## Data records
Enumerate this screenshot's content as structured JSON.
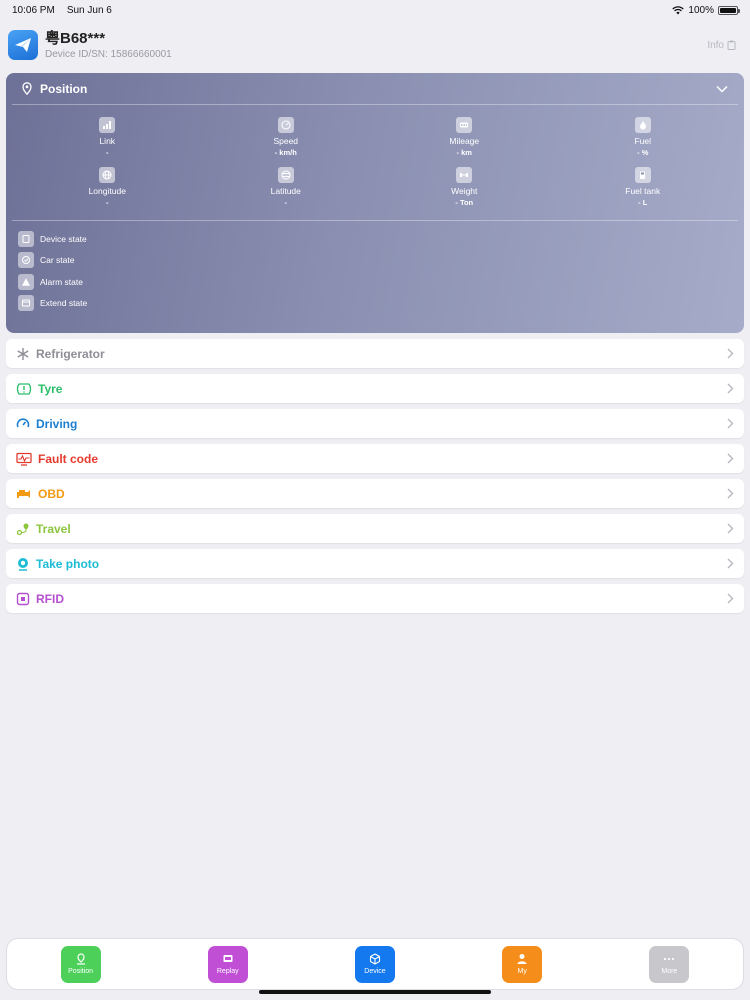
{
  "status": {
    "time": "10:06 PM",
    "date": "Sun Jun 6",
    "battery": "100%",
    "battery_level": 1.0
  },
  "header": {
    "device_name": "粤B68***",
    "device_id": "Device ID/SN: 15866660001",
    "info_label": "Info"
  },
  "position": {
    "title": "Position",
    "metrics": [
      {
        "label": "Link",
        "value": "-",
        "icon": "signal-icon"
      },
      {
        "label": "Speed",
        "value": "- km/h",
        "icon": "speedometer-icon"
      },
      {
        "label": "Mileage",
        "value": "- km",
        "icon": "road-icon"
      },
      {
        "label": "Fuel",
        "value": "- %",
        "icon": "flame-icon"
      },
      {
        "label": "Longitude",
        "value": "-",
        "icon": "globe-icon"
      },
      {
        "label": "Latitude",
        "value": "-",
        "icon": "compass-icon"
      },
      {
        "label": "Weight",
        "value": "- Ton",
        "icon": "dumbbell-icon"
      },
      {
        "label": "Fuel tank",
        "value": "- L",
        "icon": "fuel-tank-icon"
      }
    ],
    "states": [
      {
        "label": "Device state",
        "icon": "device-icon"
      },
      {
        "label": "Car state",
        "icon": "car-state-icon"
      },
      {
        "label": "Alarm state",
        "icon": "warning-icon"
      },
      {
        "label": "Extend state",
        "icon": "extend-icon"
      }
    ]
  },
  "menu": [
    {
      "label": "Refrigerator",
      "color": "#8e8e96",
      "icon": "snowflake-icon"
    },
    {
      "label": "Tyre",
      "color": "#2bbf6a",
      "icon": "tyre-icon"
    },
    {
      "label": "Driving",
      "color": "#1a7fd0",
      "icon": "steering-icon"
    },
    {
      "label": "Fault code",
      "color": "#e53b2f",
      "icon": "monitor-fault-icon"
    },
    {
      "label": "OBD",
      "color": "#f39a14",
      "icon": "engine-icon"
    },
    {
      "label": "Travel",
      "color": "#8cc63f",
      "icon": "route-icon"
    },
    {
      "label": "Take photo",
      "color": "#1bbcd4",
      "icon": "camera-icon"
    },
    {
      "label": "RFID",
      "color": "#b44fcf",
      "icon": "rfid-icon"
    }
  ],
  "tabs": [
    {
      "label": "Position",
      "color": "#4cd05a"
    },
    {
      "label": "Replay",
      "color": "#c04fd6"
    },
    {
      "label": "Device",
      "color": "#1479ef"
    },
    {
      "label": "My",
      "color": "#f58d1a"
    },
    {
      "label": "More",
      "color": "#c7c7cc"
    }
  ]
}
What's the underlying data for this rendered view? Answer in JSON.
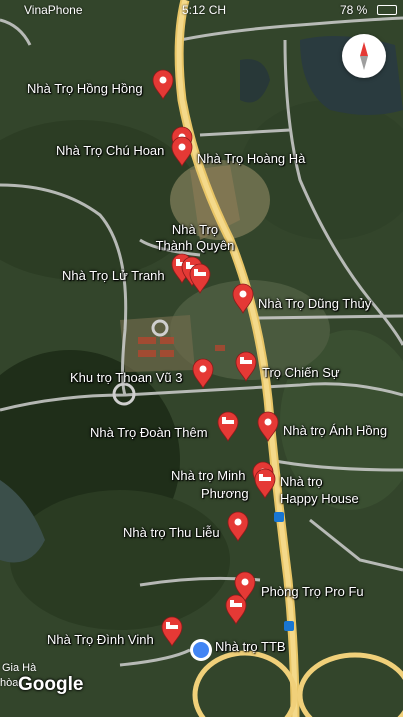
{
  "status_bar": {
    "carrier": "VinaPhone",
    "time": "5:12 CH",
    "battery": "78 %"
  },
  "compass": {
    "icon": "compass-icon"
  },
  "labels": {
    "hong_hong": "Nhà Trọ Hồng Hồng",
    "chu_hoan": "Nhà Trọ Chú Hoan",
    "hoang_ha": "Nhà Trọ Hoàng Hà",
    "thanh_quyen_1": "Nhà Trọ",
    "thanh_quyen_2": "Thành Quyên",
    "lu_tranh": "Nhà Trọ Lử Tranh",
    "dung_thuy": "Nhà Trọ Dũng Thủy",
    "thoan_vu": "Khu trọ Thoan Vũ 3",
    "chien_su": "Trọ Chiến Sự",
    "doan_them": "Nhà Trọ Đoàn Thêm",
    "anh_hong": "Nhà trọ Ánh Hồng",
    "minh_phuong_1": "Nhà trọ Minh",
    "minh_phuong_2": "Phương",
    "happy_house_1": "Nhà trọ",
    "happy_house_2": "Happy House",
    "thu_lieu": "Nhà trọ Thu Liễu",
    "pro_fu": "Phòng Trọ Pro Fu",
    "dinh_vinh": "Nhà Trọ Đình Vinh",
    "ttb": "Nhà trọ TTB",
    "gia_ha": "Gia Hà",
    "hoa": "hòa"
  },
  "brand": "Google",
  "colors": {
    "pin": "#e53935",
    "road_main": "#f3d27a",
    "road_minor": "#d6d6d6",
    "location": "#4285f4"
  }
}
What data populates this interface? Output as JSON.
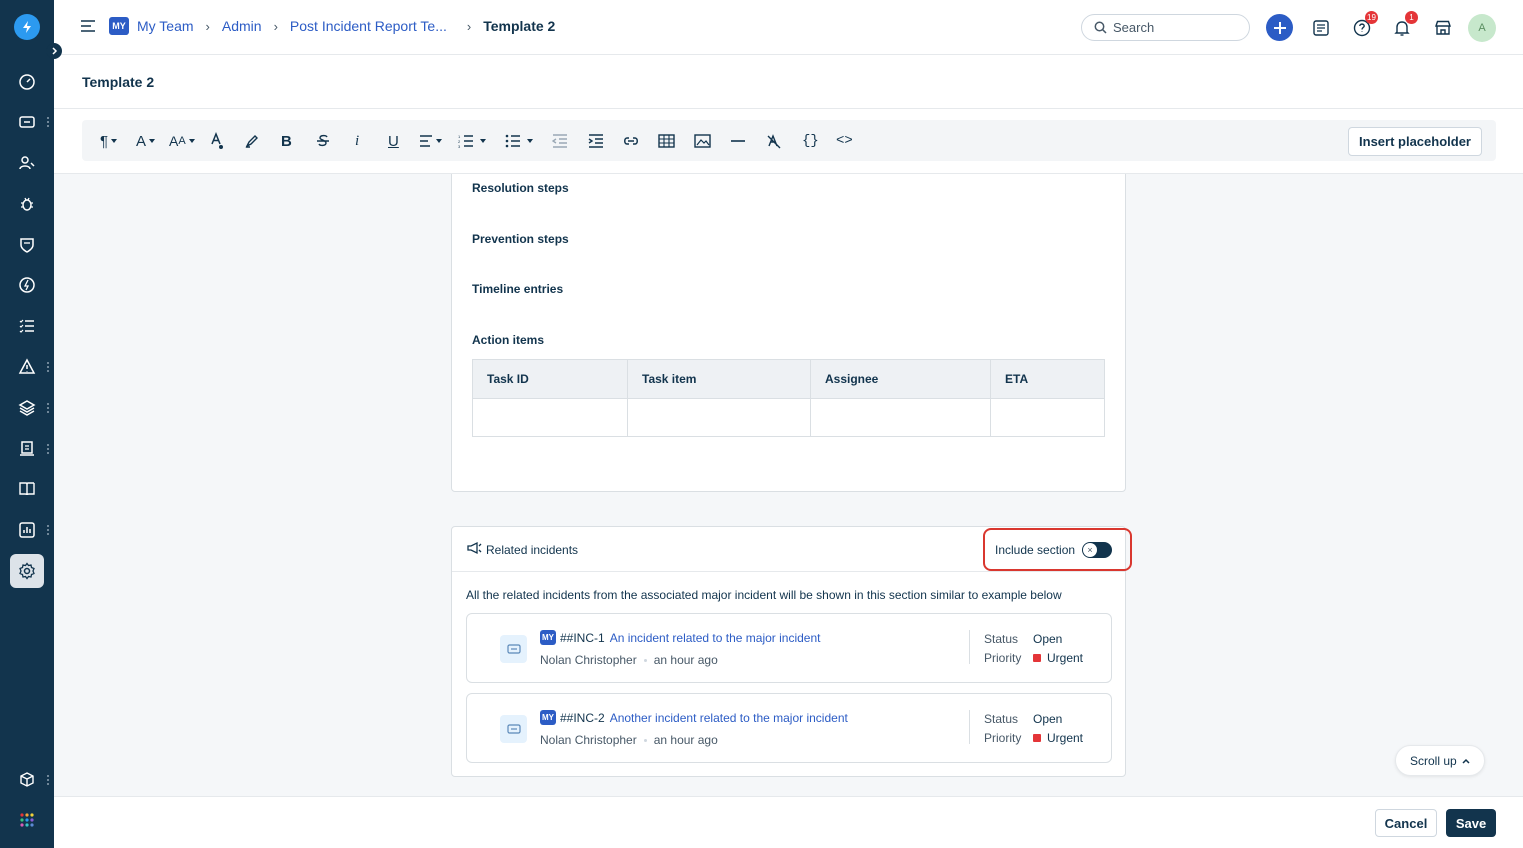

## Written problem
Quote, please, only the lines running from the one with "What's the underlying" down to the final line of the data above, keeping both ends and skipping the pictures.

## Solution below
What's the underlying data for this rendered view? Answer in JSON.
{
  "status_bar": {
    "carrier": "VinaPhone",
    "time": "5:12 CH",
    "battery": "78 %"
  },
  "compass": {
    "icon": "compass-icon"
  },
  "labels": {
    "hong_hong": "Nhà Trọ Hồng Hồng",
    "chu_hoan": "Nhà Trọ Chú Hoan",
    "hoang_ha": "Nhà Trọ Hoàng Hà",
    "thanh_quyen_1": "Nhà Trọ",
    "thanh_quyen_2": "Thành Quyên",
    "lu_tranh": "Nhà Trọ Lử Tranh",
    "dung_thuy": "Nhà Trọ Dũng Thủy",
    "thoan_vu": "Khu trọ Thoan Vũ 3",
    "chien_su": "Trọ Chiến Sự",
    "doan_them": "Nhà Trọ Đoàn Thêm",
    "anh_hong": "Nhà trọ Ánh Hồng",
    "minh_phuong_1": "Nhà trọ Minh",
    "minh_phuong_2": "Phương",
    "happy_house_1": "Nhà trọ",
    "happy_house_2": "Happy House",
    "thu_lieu": "Nhà trọ Thu Liễu",
    "pro_fu": "Phòng Trọ Pro Fu",
    "dinh_vinh": "Nhà Trọ Đình Vinh",
    "ttb": "Nhà trọ TTB",
    "gia_ha": "Gia Hà",
    "hoa": "hòa"
  },
  "brand": "Google",
  "colors": {
    "pin": "#e53935",
    "road_main": "#f3d27a",
    "road_minor": "#d6d6d6",
    "location": "#4285f4"
  }
}
What data populates this interface? Output as JSON.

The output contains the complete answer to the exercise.